Stated goal.
Would you quote the material below in full and unchanged?

--- Start Data for the task ---

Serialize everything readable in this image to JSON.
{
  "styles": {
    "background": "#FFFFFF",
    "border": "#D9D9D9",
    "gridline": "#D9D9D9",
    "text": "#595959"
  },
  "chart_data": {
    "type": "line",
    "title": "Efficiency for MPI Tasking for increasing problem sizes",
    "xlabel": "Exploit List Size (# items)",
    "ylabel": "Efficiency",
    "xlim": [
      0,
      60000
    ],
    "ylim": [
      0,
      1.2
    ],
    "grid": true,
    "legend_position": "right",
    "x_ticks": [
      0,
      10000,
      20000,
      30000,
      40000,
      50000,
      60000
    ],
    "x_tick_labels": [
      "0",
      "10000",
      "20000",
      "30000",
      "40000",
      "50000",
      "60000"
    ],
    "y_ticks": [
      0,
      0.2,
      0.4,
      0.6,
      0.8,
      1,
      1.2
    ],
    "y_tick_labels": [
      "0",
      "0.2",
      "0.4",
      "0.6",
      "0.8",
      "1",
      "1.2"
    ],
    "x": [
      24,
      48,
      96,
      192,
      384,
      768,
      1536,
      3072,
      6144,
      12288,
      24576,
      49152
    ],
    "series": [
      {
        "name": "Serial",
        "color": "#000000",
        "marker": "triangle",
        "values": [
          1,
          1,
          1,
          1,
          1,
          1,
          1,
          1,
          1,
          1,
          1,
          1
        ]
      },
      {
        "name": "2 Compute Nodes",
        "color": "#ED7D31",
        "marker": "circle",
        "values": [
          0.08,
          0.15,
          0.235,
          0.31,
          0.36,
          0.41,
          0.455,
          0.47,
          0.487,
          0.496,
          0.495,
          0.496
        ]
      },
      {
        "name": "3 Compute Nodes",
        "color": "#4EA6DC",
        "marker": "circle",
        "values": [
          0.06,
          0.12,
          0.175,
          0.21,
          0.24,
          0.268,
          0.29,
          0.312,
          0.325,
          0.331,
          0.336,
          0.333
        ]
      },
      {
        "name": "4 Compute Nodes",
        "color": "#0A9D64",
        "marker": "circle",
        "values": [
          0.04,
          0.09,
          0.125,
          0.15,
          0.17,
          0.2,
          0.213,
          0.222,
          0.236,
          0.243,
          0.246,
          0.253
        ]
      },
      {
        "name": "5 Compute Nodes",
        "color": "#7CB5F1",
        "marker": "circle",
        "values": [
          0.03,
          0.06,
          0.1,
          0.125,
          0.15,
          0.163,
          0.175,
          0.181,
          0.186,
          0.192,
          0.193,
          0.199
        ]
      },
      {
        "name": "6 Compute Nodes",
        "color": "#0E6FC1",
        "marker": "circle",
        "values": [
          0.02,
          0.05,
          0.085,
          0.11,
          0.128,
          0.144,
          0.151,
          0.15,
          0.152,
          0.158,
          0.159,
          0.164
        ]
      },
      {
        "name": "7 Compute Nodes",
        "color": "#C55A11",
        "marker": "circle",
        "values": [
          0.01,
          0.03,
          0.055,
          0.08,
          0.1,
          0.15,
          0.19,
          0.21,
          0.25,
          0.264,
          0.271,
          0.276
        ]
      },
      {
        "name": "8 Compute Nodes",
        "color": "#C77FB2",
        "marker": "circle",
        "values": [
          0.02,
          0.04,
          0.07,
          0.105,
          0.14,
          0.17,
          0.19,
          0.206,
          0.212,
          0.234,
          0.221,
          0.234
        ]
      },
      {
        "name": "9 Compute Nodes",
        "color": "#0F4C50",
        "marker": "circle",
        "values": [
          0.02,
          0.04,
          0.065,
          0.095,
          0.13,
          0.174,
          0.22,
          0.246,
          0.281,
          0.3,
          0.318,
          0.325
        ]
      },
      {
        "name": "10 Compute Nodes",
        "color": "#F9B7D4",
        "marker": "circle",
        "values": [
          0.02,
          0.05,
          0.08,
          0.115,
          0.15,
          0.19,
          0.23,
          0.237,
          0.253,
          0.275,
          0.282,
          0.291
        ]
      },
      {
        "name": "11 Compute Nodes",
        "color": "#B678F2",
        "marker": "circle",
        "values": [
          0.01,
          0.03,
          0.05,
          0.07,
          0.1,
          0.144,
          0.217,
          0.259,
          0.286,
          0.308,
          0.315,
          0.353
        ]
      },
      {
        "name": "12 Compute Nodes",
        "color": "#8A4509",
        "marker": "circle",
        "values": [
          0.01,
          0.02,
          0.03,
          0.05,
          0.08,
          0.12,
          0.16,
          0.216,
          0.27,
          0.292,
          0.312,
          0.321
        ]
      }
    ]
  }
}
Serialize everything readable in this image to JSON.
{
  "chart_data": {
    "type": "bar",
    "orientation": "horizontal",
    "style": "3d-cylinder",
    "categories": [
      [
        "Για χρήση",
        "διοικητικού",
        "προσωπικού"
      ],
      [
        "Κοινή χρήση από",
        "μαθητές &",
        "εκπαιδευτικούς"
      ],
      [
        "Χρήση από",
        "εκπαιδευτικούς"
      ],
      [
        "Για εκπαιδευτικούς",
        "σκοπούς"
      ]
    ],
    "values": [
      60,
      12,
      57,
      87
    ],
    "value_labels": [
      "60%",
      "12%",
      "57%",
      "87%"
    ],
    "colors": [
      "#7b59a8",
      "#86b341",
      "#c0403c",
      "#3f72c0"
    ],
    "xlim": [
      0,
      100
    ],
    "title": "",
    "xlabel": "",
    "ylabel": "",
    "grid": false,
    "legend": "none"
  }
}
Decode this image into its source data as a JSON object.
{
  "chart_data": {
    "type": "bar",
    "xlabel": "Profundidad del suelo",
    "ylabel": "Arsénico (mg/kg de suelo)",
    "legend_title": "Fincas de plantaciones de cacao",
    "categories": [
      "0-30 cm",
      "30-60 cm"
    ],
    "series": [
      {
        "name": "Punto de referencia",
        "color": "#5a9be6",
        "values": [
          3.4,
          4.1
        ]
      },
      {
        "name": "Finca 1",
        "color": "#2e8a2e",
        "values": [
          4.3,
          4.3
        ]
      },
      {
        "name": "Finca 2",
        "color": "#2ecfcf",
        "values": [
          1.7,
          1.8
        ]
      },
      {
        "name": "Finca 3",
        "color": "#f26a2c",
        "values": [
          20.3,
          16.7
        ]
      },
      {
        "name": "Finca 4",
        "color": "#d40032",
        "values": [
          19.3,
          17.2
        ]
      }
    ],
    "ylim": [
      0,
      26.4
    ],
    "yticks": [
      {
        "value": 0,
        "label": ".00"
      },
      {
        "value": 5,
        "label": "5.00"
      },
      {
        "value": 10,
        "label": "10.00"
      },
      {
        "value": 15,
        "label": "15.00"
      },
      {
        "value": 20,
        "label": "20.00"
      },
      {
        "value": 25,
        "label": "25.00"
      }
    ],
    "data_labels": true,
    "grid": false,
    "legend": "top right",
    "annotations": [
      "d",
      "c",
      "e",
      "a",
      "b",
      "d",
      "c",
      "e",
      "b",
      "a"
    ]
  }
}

--- End Data for the task ---

Correct result.
Serialize everything readable in this image to JSON.
{
  "styles": {
    "background": "#FFFFFF",
    "border": "#D9D9D9",
    "gridline": "#D9D9D9",
    "text": "#595959"
  },
  "chart_data": {
    "type": "line",
    "title": "Efficiency for MPI Tasking for increasing problem sizes",
    "xlabel": "Exploit List Size (# items)",
    "ylabel": "Efficiency",
    "xlim": [
      0,
      60000
    ],
    "ylim": [
      0,
      1.2
    ],
    "grid": true,
    "legend_position": "right",
    "x_ticks": [
      0,
      10000,
      20000,
      30000,
      40000,
      50000,
      60000
    ],
    "x_tick_labels": [
      "0",
      "10000",
      "20000",
      "30000",
      "40000",
      "50000",
      "60000"
    ],
    "y_ticks": [
      0,
      0.2,
      0.4,
      0.6,
      0.8,
      1,
      1.2
    ],
    "y_tick_labels": [
      "0",
      "0.2",
      "0.4",
      "0.6",
      "0.8",
      "1",
      "1.2"
    ],
    "x": [
      24,
      48,
      96,
      192,
      384,
      768,
      1536,
      3072,
      6144,
      12288,
      24576,
      49152
    ],
    "series": [
      {
        "name": "Serial",
        "color": "#000000",
        "marker": "triangle",
        "values": [
          1,
          1,
          1,
          1,
          1,
          1,
          1,
          1,
          1,
          1,
          1,
          1
        ]
      },
      {
        "name": "2 Compute Nodes",
        "color": "#ED7D31",
        "marker": "circle",
        "values": [
          0.08,
          0.15,
          0.235,
          0.31,
          0.36,
          0.41,
          0.455,
          0.47,
          0.487,
          0.496,
          0.495,
          0.496
        ]
      },
      {
        "name": "3 Compute Nodes",
        "color": "#4EA6DC",
        "marker": "circle",
        "values": [
          0.06,
          0.12,
          0.175,
          0.21,
          0.24,
          0.268,
          0.29,
          0.312,
          0.325,
          0.331,
          0.336,
          0.333
        ]
      },
      {
        "name": "4 Compute Nodes",
        "color": "#0A9D64",
        "marker": "circle",
        "values": [
          0.04,
          0.09,
          0.125,
          0.15,
          0.17,
          0.2,
          0.213,
          0.222,
          0.236,
          0.243,
          0.246,
          0.253
        ]
      },
      {
        "name": "5 Compute Nodes",
        "color": "#7CB5F1",
        "marker": "circle",
        "values": [
          0.03,
          0.06,
          0.1,
          0.125,
          0.15,
          0.163,
          0.175,
          0.181,
          0.186,
          0.192,
          0.193,
          0.199
        ]
      },
      {
        "name": "6 Compute Nodes",
        "color": "#0E6FC1",
        "marker": "circle",
        "values": [
          0.02,
          0.05,
          0.085,
          0.11,
          0.128,
          0.144,
          0.151,
          0.15,
          0.152,
          0.158,
          0.159,
          0.164
        ]
      },
      {
        "name": "7 Compute Nodes",
        "color": "#C55A11",
        "marker": "circle",
        "values": [
          0.01,
          0.03,
          0.055,
          0.08,
          0.1,
          0.15,
          0.19,
          0.21,
          0.25,
          0.264,
          0.271,
          0.276
        ]
      },
      {
        "name": "8 Compute Nodes",
        "color": "#C77FB2",
        "marker": "circle",
        "values": [
          0.02,
          0.04,
          0.07,
          0.105,
          0.14,
          0.17,
          0.19,
          0.206,
          0.212,
          0.234,
          0.221,
          0.234
        ]
      },
      {
        "name": "9 Compute Nodes",
        "color": "#0F4C50",
        "marker": "circle",
        "values": [
          0.02,
          0.04,
          0.065,
          0.095,
          0.13,
          0.174,
          0.22,
          0.246,
          0.281,
          0.3,
          0.318,
          0.325
        ]
      },
      {
        "name": "10 Compute Nodes",
        "color": "#F9B7D4",
        "marker": "circle",
        "values": [
          0.02,
          0.05,
          0.08,
          0.115,
          0.15,
          0.19,
          0.23,
          0.237,
          0.253,
          0.275,
          0.282,
          0.291
        ]
      },
      {
        "name": "11 Compute Nodes",
        "color": "#B678F2",
        "marker": "circle",
        "values": [
          0.01,
          0.03,
          0.05,
          0.07,
          0.1,
          0.144,
          0.217,
          0.259,
          0.286,
          0.308,
          0.315,
          0.353
        ]
      },
      {
        "name": "12 Compute Nodes",
        "color": "#8A4509",
        "marker": "circle",
        "values": [
          0.01,
          0.02,
          0.03,
          0.05,
          0.08,
          0.12,
          0.16,
          0.216,
          0.27,
          0.292,
          0.312,
          0.321
        ]
      }
    ]
  }
}
Serialize everything readable in this image to JSON.
{
  "chart_data": {
    "type": "bar",
    "orientation": "horizontal",
    "style": "3d-cylinder",
    "categories": [
      [
        "Για χρήση",
        "διοικητικού",
        "προσωπικού"
      ],
      [
        "Κοινή χρήση από",
        "μαθητές &",
        "εκπαιδευτικούς"
      ],
      [
        "Χρήση από",
        "εκπαιδευτικούς"
      ],
      [
        "Για εκπαιδευτικούς",
        "σκοπούς"
      ]
    ],
    "values": [
      60,
      12,
      57,
      87
    ],
    "value_labels": [
      "60%",
      "12%",
      "57%",
      "87%"
    ],
    "colors": [
      "#7b59a8",
      "#86b341",
      "#c0403c",
      "#3f72c0"
    ],
    "xlim": [
      0,
      100
    ],
    "title": "",
    "xlabel": "",
    "ylabel": "",
    "grid": false,
    "legend": "none"
  }
}
Decode this image into its source data as a JSON object.
{
  "chart_data": {
    "type": "bar",
    "xlabel": "Profundidad del suelo",
    "ylabel": "Arsénico (mg/kg de suelo)",
    "legend_title": "Fincas de plantaciones de cacao",
    "categories": [
      "0-30 cm",
      "30-60 cm"
    ],
    "series": [
      {
        "name": "Punto de referencia",
        "color": "#5a9be6",
        "values": [
          3.4,
          4.1
        ]
      },
      {
        "name": "Finca 1",
        "color": "#2e8a2e",
        "values": [
          4.3,
          4.3
        ]
      },
      {
        "name": "Finca 2",
        "color": "#2ecfcf",
        "values": [
          1.7,
          1.8
        ]
      },
      {
        "name": "Finca 3",
        "color": "#f26a2c",
        "values": [
          20.3,
          16.7
        ]
      },
      {
        "name": "Finca 4",
        "color": "#d40032",
        "values": [
          19.3,
          17.2
        ]
      }
    ],
    "ylim": [
      0,
      26.4
    ],
    "yticks": [
      {
        "value": 0,
        "label": ".00"
      },
      {
        "value": 5,
        "label": "5.00"
      },
      {
        "value": 10,
        "label": "10.00"
      },
      {
        "value": 15,
        "label": "15.00"
      },
      {
        "value": 20,
        "label": "20.00"
      },
      {
        "value": 25,
        "label": "25.00"
      }
    ],
    "data_labels": true,
    "grid": false,
    "legend": "top right",
    "annotations": [
      "d",
      "c",
      "e",
      "a",
      "b",
      "d",
      "c",
      "e",
      "b",
      "a"
    ]
  }
}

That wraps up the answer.